ITEMS:
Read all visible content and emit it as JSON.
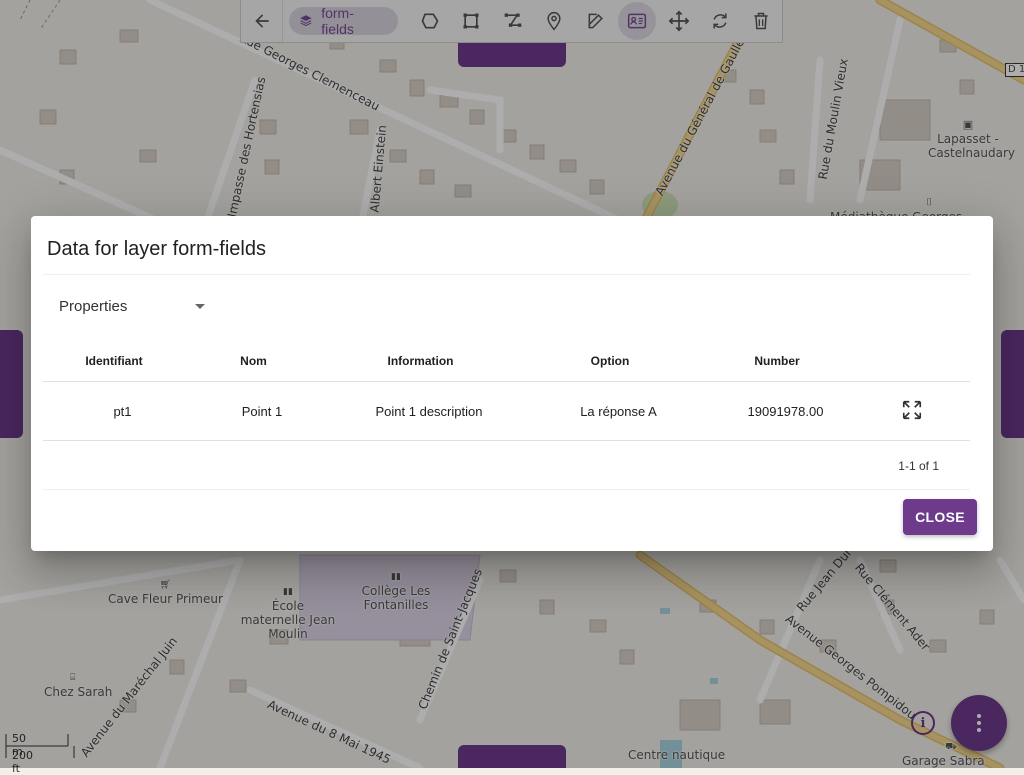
{
  "toolbar": {
    "back_icon": "arrow-left-icon",
    "layer_chip_label": "form-fields",
    "tools": [
      {
        "icon": "polygon-icon"
      },
      {
        "icon": "rectangle-icon"
      },
      {
        "icon": "line-icon"
      },
      {
        "icon": "marker-icon"
      },
      {
        "icon": "edit-icon"
      },
      {
        "icon": "data-table-icon",
        "active": true
      },
      {
        "icon": "move-icon"
      },
      {
        "icon": "rotate-icon"
      },
      {
        "icon": "delete-icon"
      }
    ]
  },
  "dialog": {
    "title": "Data for layer form-fields",
    "view_select": "Properties",
    "columns": [
      "Identifiant",
      "Nom",
      "Information",
      "Option",
      "Number"
    ],
    "rows": [
      [
        "pt1",
        "Point 1",
        "Point 1 description",
        "La réponse A",
        "19091978.00"
      ]
    ],
    "pagination": "1-1 of 1",
    "close_label": "CLOSE"
  },
  "map": {
    "labels": {
      "clemenceau": "Rue Georges Clemenceau",
      "hortensias": "Impasse des Hortensias",
      "einstein": "Rue Albert Einstein",
      "general_gaulle": "Avenue du Général de Gaulle",
      "moulin_vieux": "Rue du Moulin Vieux",
      "lapasset": "Lapasset - Castelnaudary",
      "mediatheque": "Médiathèque Georges",
      "d1": "D 1",
      "cave": "Cave Fleur Primeur",
      "ecole": "École maternelle Jean Moulin",
      "college": "Collège Les Fontanilles",
      "saint_jacques": "Chemin de Saint-Jacques",
      "jean_dura": "Rue Jean Dura",
      "clement_ader": "Rue Clément Ader",
      "pompidou": "Avenue Georges Pompidou",
      "marechal_juin": "Avenue du Maréchal Juin",
      "huit_mai": "Avenue du 8 Mai 1945",
      "chez_sarah": "Chez Sarah",
      "centre_nautique": "Centre nautique",
      "garage_sabra": "Garage Sabra"
    },
    "scale": {
      "metric": "50 m",
      "imperial": "200 ft"
    }
  },
  "colors": {
    "accent": "#6e3a8c",
    "road_major": "#f7d27a"
  }
}
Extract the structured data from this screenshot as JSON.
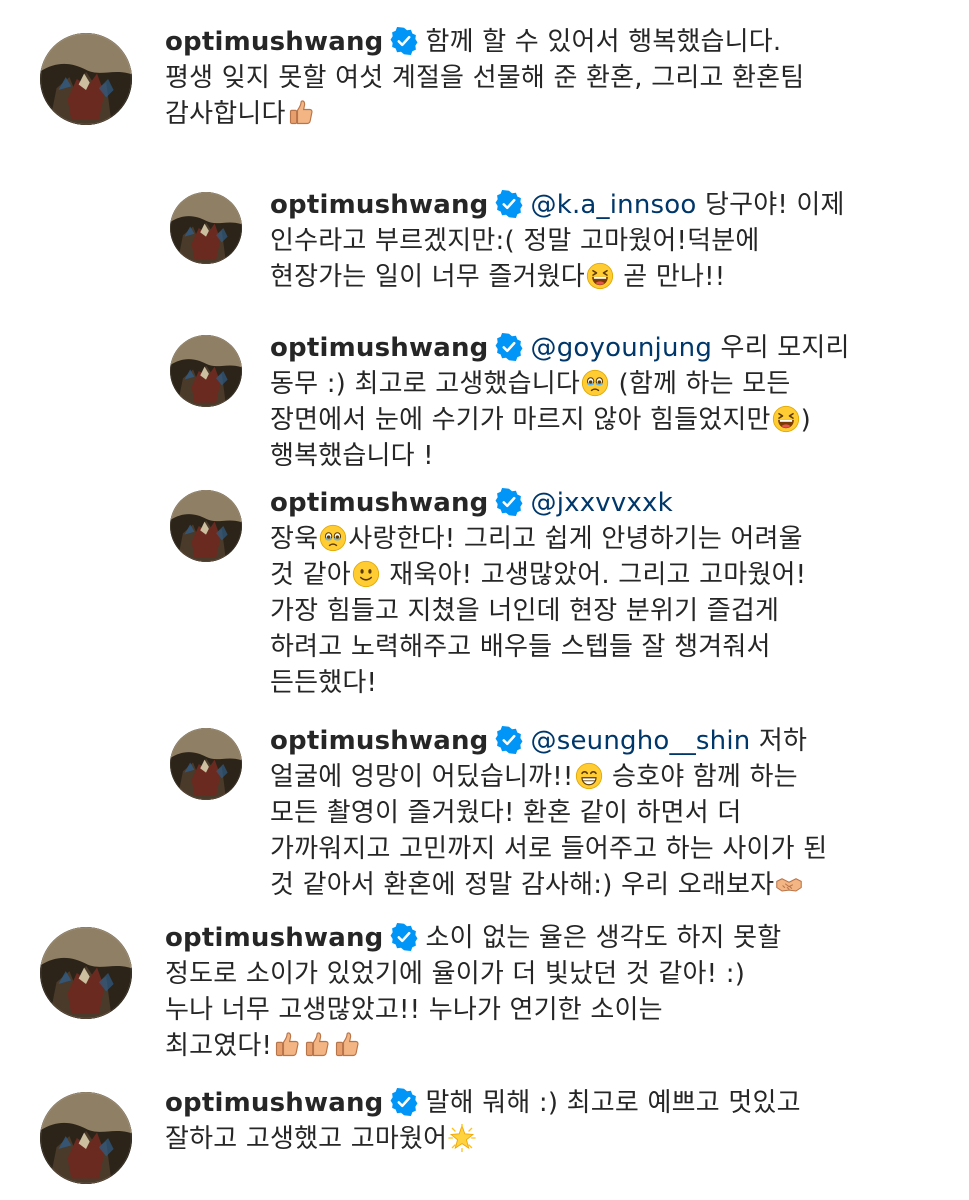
{
  "comments": [
    {
      "username": "optimushwang",
      "mention": "",
      "parts": [
        {
          "t": "함께 할 수 있어서 행복했습니다."
        },
        {
          "br": true
        },
        {
          "t": "평생 잊지 못할 여섯 계절을 선물해 준 환혼, 그리고 환혼팀"
        },
        {
          "br": true
        },
        {
          "t": "감사합니다"
        },
        {
          "emoji": "thumbs-up-icon"
        }
      ]
    },
    {
      "username": "optimushwang",
      "mention": "@k.a_innsoo",
      "parts": [
        {
          "t": " 당구야! 이제"
        },
        {
          "br": true
        },
        {
          "t": "인수라고 부르겠지만:( 정말 고마웠어!덕분에"
        },
        {
          "br": true
        },
        {
          "t": "현장가는 일이 너무 즐거웠다"
        },
        {
          "emoji": "laughing-face-icon"
        },
        {
          "t": " 곧 만나!!"
        }
      ]
    },
    {
      "username": "optimushwang",
      "mention": "@goyounjung",
      "parts": [
        {
          "t": " 우리 모지리"
        },
        {
          "br": true
        },
        {
          "t": "동무 :) 최고로 고생했습니다"
        },
        {
          "emoji": "holding-back-tears-icon"
        },
        {
          "t": " (함께 하는 모든"
        },
        {
          "br": true
        },
        {
          "t": "장면에서 눈에 수기가 마르지 않아 힘들었지만"
        },
        {
          "emoji": "laughing-face-icon"
        },
        {
          "t": ")"
        },
        {
          "br": true
        },
        {
          "t": "행복했습니다 !"
        }
      ]
    },
    {
      "username": "optimushwang",
      "mention": "@jxxvvxxk",
      "parts": [
        {
          "br": true
        },
        {
          "t": "장욱"
        },
        {
          "emoji": "holding-back-tears-icon"
        },
        {
          "t": "사랑한다! 그리고 쉽게 안녕하기는 어려울"
        },
        {
          "br": true
        },
        {
          "t": "것 같아"
        },
        {
          "emoji": "slightly-smiling-face-icon"
        },
        {
          "t": " 재욱아! 고생많았어. 그리고 고마웠어!"
        },
        {
          "br": true
        },
        {
          "t": "가장 힘들고 지쳤을 너인데 현장 분위기 즐겁게"
        },
        {
          "br": true
        },
        {
          "t": "하려고 노력해주고 배우들 스텝들 잘 챙겨줘서"
        },
        {
          "br": true
        },
        {
          "t": "든든했다!"
        }
      ]
    },
    {
      "username": "optimushwang",
      "mention": "@seungho__shin",
      "parts": [
        {
          "t": " 저하"
        },
        {
          "br": true
        },
        {
          "t": "얼굴에 엉망이 어딨습니까!!"
        },
        {
          "emoji": "grinning-face-icon"
        },
        {
          "t": " 승호야 함께 하는"
        },
        {
          "br": true
        },
        {
          "t": "모든 촬영이 즐거웠다! 환혼 같이 하면서 더"
        },
        {
          "br": true
        },
        {
          "t": "가까워지고 고민까지 서로 들어주고 하는 사이가 된"
        },
        {
          "br": true
        },
        {
          "t": "것 같아서 환혼에 정말 감사해:) 우리 오래보자"
        },
        {
          "emoji": "handshake-icon"
        }
      ]
    },
    {
      "username": "optimushwang",
      "mention": "",
      "parts": [
        {
          "t": "소이 없는 율은 생각도 하지 못할"
        },
        {
          "br": true
        },
        {
          "t": "정도로 소이가 있었기에 율이가 더 빛났던 것 같아! :)"
        },
        {
          "br": true
        },
        {
          "t": "누나 너무 고생많았고!! 누나가 연기한 소이는"
        },
        {
          "br": true
        },
        {
          "t": "최고였다!"
        },
        {
          "emoji": "thumbs-up-icon"
        },
        {
          "emoji": "thumbs-up-icon"
        },
        {
          "emoji": "thumbs-up-icon"
        }
      ]
    },
    {
      "username": "optimushwang",
      "mention": "",
      "parts": [
        {
          "t": "말해 뭐해 :) 최고로 예쁘고 멋있고"
        },
        {
          "br": true
        },
        {
          "t": "잘하고 고생했고 고마웠어"
        },
        {
          "emoji": "glowing-star-icon"
        }
      ]
    }
  ],
  "colors": {
    "text": "#262626",
    "mention": "#00376b",
    "verified": "#0095f6",
    "background": "#ffffff"
  }
}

THE TASK: Leave the pictures out and print the records above exactly as they stand.

OUTPUT FOR THIS TASK:
Read all visible content and emit it as JSON.
{
  "toolbar": {
    "back_icon": "arrow-left-icon",
    "layer_chip_label": "form-fields",
    "tools": [
      {
        "icon": "polygon-icon"
      },
      {
        "icon": "rectangle-icon"
      },
      {
        "icon": "line-icon"
      },
      {
        "icon": "marker-icon"
      },
      {
        "icon": "edit-icon"
      },
      {
        "icon": "data-table-icon",
        "active": true
      },
      {
        "icon": "move-icon"
      },
      {
        "icon": "rotate-icon"
      },
      {
        "icon": "delete-icon"
      }
    ]
  },
  "dialog": {
    "title": "Data for layer form-fields",
    "view_select": "Properties",
    "columns": [
      "Identifiant",
      "Nom",
      "Information",
      "Option",
      "Number"
    ],
    "rows": [
      [
        "pt1",
        "Point 1",
        "Point 1 description",
        "La réponse A",
        "19091978.00"
      ]
    ],
    "pagination": "1-1 of 1",
    "close_label": "CLOSE"
  },
  "map": {
    "labels": {
      "clemenceau": "Rue Georges Clemenceau",
      "hortensias": "Impasse des Hortensias",
      "einstein": "Rue Albert Einstein",
      "general_gaulle": "Avenue du Général de Gaulle",
      "moulin_vieux": "Rue du Moulin Vieux",
      "lapasset": "Lapasset - Castelnaudary",
      "mediatheque": "Médiathèque Georges",
      "d1": "D 1",
      "cave": "Cave Fleur Primeur",
      "ecole": "École maternelle Jean Moulin",
      "college": "Collège Les Fontanilles",
      "saint_jacques": "Chemin de Saint-Jacques",
      "jean_dura": "Rue Jean Dura",
      "clement_ader": "Rue Clément Ader",
      "pompidou": "Avenue Georges Pompidou",
      "marechal_juin": "Avenue du Maréchal Juin",
      "huit_mai": "Avenue du 8 Mai 1945",
      "chez_sarah": "Chez Sarah",
      "centre_nautique": "Centre nautique",
      "garage_sabra": "Garage Sabra"
    },
    "scale": {
      "metric": "50 m",
      "imperial": "200 ft"
    }
  },
  "colors": {
    "accent": "#6e3a8c",
    "road_major": "#f7d27a"
  }
}
Extract the structured data from this screenshot as JSON.
{
  "comments": [
    {
      "username": "optimushwang",
      "mention": "",
      "parts": [
        {
          "t": "함께 할 수 있어서 행복했습니다."
        },
        {
          "br": true
        },
        {
          "t": "평생 잊지 못할 여섯 계절을 선물해 준 환혼, 그리고 환혼팀"
        },
        {
          "br": true
        },
        {
          "t": "감사합니다"
        },
        {
          "emoji": "thumbs-up-icon"
        }
      ]
    },
    {
      "username": "optimushwang",
      "mention": "@k.a_innsoo",
      "parts": [
        {
          "t": " 당구야! 이제"
        },
        {
          "br": true
        },
        {
          "t": "인수라고 부르겠지만:( 정말 고마웠어!덕분에"
        },
        {
          "br": true
        },
        {
          "t": "현장가는 일이 너무 즐거웠다"
        },
        {
          "emoji": "laughing-face-icon"
        },
        {
          "t": " 곧 만나!!"
        }
      ]
    },
    {
      "username": "optimushwang",
      "mention": "@goyounjung",
      "parts": [
        {
          "t": " 우리 모지리"
        },
        {
          "br": true
        },
        {
          "t": "동무 :) 최고로 고생했습니다"
        },
        {
          "emoji": "holding-back-tears-icon"
        },
        {
          "t": " (함께 하는 모든"
        },
        {
          "br": true
        },
        {
          "t": "장면에서 눈에 수기가 마르지 않아 힘들었지만"
        },
        {
          "emoji": "laughing-face-icon"
        },
        {
          "t": ")"
        },
        {
          "br": true
        },
        {
          "t": "행복했습니다 !"
        }
      ]
    },
    {
      "username": "optimushwang",
      "mention": "@jxxvvxxk",
      "parts": [
        {
          "br": true
        },
        {
          "t": "장욱"
        },
        {
          "emoji": "holding-back-tears-icon"
        },
        {
          "t": "사랑한다! 그리고 쉽게 안녕하기는 어려울"
        },
        {
          "br": true
        },
        {
          "t": "것 같아"
        },
        {
          "emoji": "slightly-smiling-face-icon"
        },
        {
          "t": " 재욱아! 고생많았어. 그리고 고마웠어!"
        },
        {
          "br": true
        },
        {
          "t": "가장 힘들고 지쳤을 너인데 현장 분위기 즐겁게"
        },
        {
          "br": true
        },
        {
          "t": "하려고 노력해주고 배우들 스텝들 잘 챙겨줘서"
        },
        {
          "br": true
        },
        {
          "t": "든든했다!"
        }
      ]
    },
    {
      "username": "optimushwang",
      "mention": "@seungho__shin",
      "parts": [
        {
          "t": " 저하"
        },
        {
          "br": true
        },
        {
          "t": "얼굴에 엉망이 어딨습니까!!"
        },
        {
          "emoji": "grinning-face-icon"
        },
        {
          "t": " 승호야 함께 하는"
        },
        {
          "br": true
        },
        {
          "t": "모든 촬영이 즐거웠다! 환혼 같이 하면서 더"
        },
        {
          "br": true
        },
        {
          "t": "가까워지고 고민까지 서로 들어주고 하는 사이가 된"
        },
        {
          "br": true
        },
        {
          "t": "것 같아서 환혼에 정말 감사해:) 우리 오래보자"
        },
        {
          "emoji": "handshake-icon"
        }
      ]
    },
    {
      "username": "optimushwang",
      "mention": "",
      "parts": [
        {
          "t": "소이 없는 율은 생각도 하지 못할"
        },
        {
          "br": true
        },
        {
          "t": "정도로 소이가 있었기에 율이가 더 빛났던 것 같아! :)"
        },
        {
          "br": true
        },
        {
          "t": "누나 너무 고생많았고!! 누나가 연기한 소이는"
        },
        {
          "br": true
        },
        {
          "t": "최고였다!"
        },
        {
          "emoji": "thumbs-up-icon"
        },
        {
          "emoji": "thumbs-up-icon"
        },
        {
          "emoji": "thumbs-up-icon"
        }
      ]
    },
    {
      "username": "optimushwang",
      "mention": "",
      "parts": [
        {
          "t": "말해 뭐해 :) 최고로 예쁘고 멋있고"
        },
        {
          "br": true
        },
        {
          "t": "잘하고 고생했고 고마웠어"
        },
        {
          "emoji": "glowing-star-icon"
        }
      ]
    }
  ],
  "colors": {
    "text": "#262626",
    "mention": "#00376b",
    "verified": "#0095f6",
    "background": "#ffffff"
  }
}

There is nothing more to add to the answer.